**RECORDS PROVIDED**
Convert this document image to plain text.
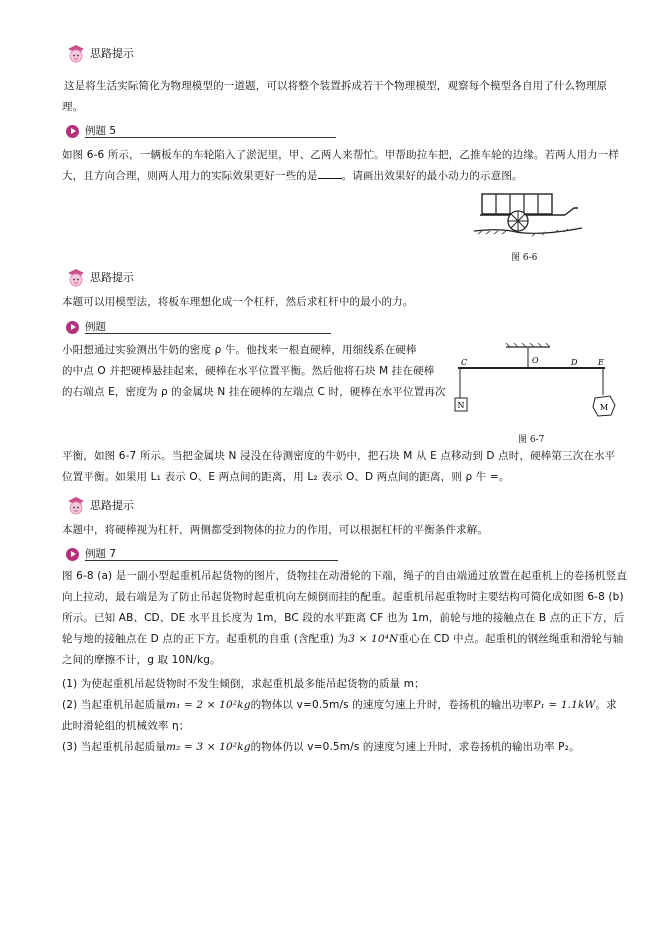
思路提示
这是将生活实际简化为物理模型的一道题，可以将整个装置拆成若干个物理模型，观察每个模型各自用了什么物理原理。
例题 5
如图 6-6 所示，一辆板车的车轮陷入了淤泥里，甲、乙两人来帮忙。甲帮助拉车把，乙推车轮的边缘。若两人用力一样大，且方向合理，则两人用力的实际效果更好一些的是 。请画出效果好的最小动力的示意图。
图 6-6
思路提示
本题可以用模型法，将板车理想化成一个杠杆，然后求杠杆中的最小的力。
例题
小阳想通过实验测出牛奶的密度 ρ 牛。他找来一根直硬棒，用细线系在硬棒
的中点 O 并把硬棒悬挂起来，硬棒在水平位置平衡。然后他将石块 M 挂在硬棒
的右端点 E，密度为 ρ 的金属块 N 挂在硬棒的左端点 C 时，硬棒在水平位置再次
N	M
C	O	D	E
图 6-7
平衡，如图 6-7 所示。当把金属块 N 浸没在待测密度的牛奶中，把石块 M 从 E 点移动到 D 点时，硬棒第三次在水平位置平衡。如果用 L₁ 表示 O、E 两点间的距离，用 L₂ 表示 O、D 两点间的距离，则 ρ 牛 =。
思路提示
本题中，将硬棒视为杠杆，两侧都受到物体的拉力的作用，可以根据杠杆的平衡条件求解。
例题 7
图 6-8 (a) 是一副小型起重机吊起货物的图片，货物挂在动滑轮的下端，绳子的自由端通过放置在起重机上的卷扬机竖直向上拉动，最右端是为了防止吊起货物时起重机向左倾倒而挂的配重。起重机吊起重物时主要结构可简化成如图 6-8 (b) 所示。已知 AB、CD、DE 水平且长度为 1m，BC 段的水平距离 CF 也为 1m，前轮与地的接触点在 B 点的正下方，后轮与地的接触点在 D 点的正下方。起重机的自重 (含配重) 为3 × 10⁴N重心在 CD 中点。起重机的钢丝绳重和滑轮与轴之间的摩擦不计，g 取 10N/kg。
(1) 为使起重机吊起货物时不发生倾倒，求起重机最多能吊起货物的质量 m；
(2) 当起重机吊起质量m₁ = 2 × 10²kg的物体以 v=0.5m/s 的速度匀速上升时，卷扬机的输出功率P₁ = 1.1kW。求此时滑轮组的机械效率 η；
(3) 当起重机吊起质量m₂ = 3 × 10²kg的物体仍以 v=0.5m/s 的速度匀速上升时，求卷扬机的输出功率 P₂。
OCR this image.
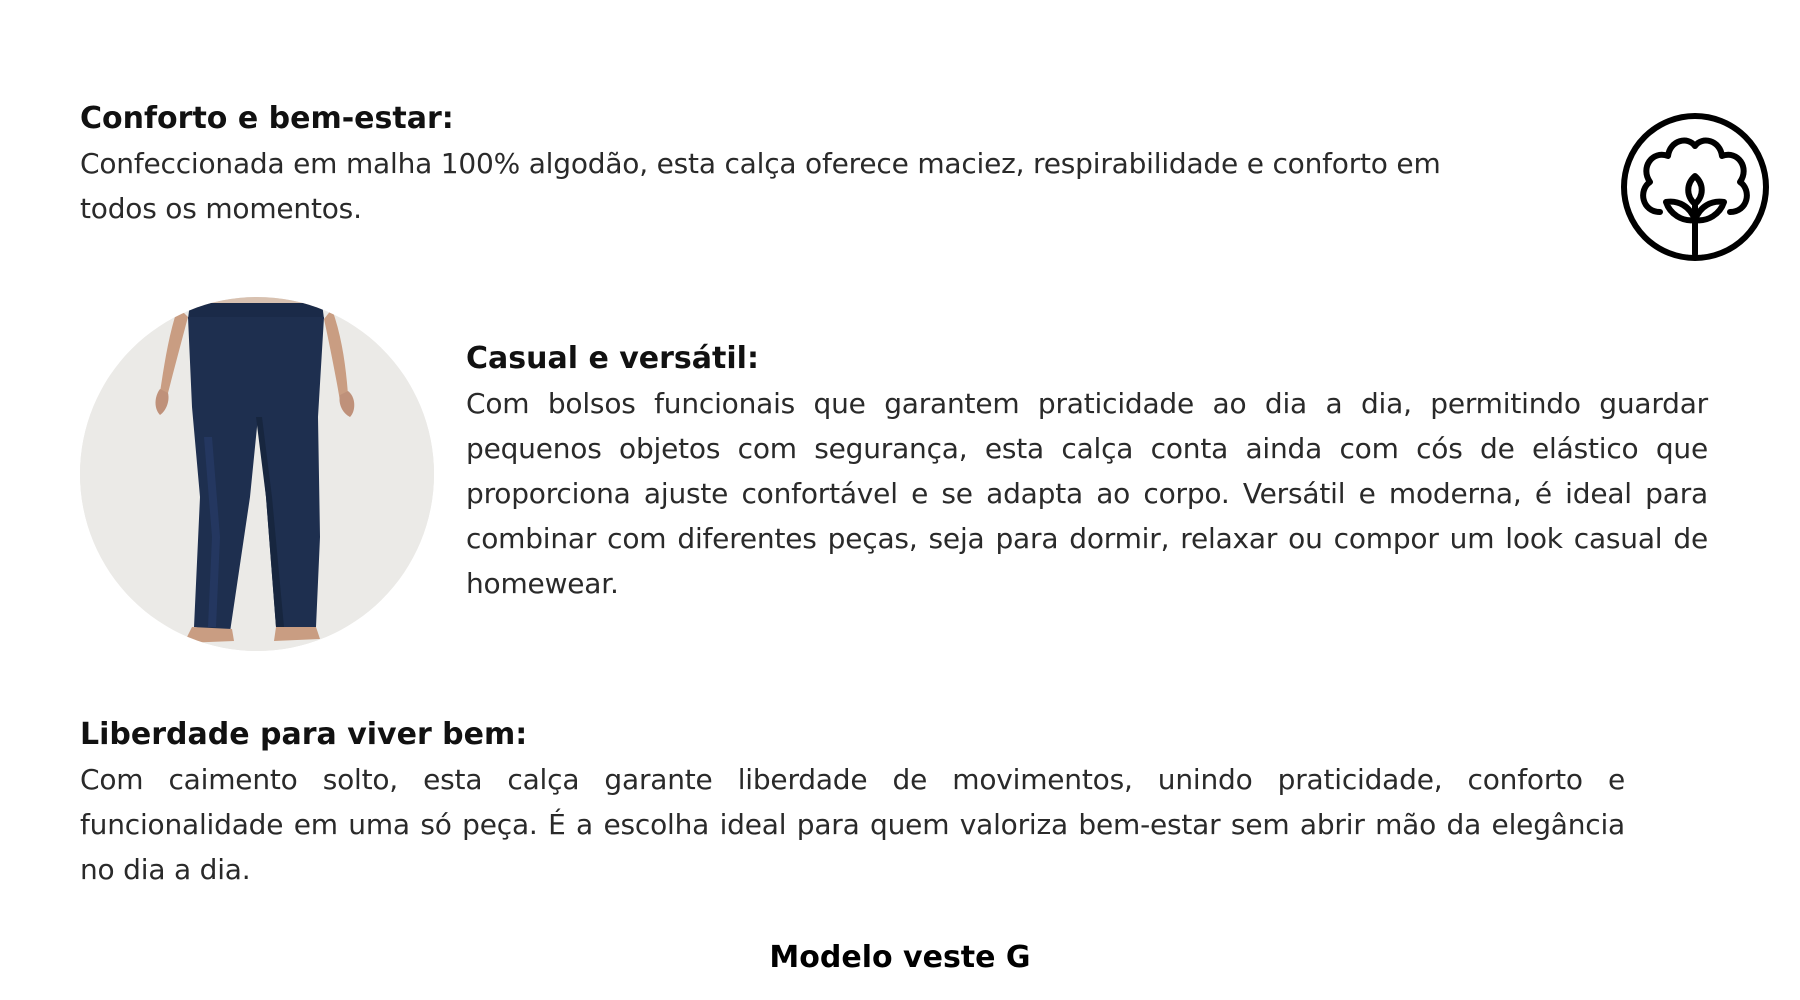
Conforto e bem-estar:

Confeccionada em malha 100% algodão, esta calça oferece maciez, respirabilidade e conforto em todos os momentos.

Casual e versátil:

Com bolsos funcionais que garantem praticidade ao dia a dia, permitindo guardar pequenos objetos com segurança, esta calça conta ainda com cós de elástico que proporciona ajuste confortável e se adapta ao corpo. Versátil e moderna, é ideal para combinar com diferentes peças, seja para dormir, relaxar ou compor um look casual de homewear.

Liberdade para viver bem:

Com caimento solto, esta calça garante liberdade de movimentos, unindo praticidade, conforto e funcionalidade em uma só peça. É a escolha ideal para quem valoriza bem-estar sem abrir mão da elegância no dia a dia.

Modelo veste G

**YOUR INSTRUCTIONS**
Give only the number of lines above that hold the string "image".

**WRITTEN SOLUTION**
2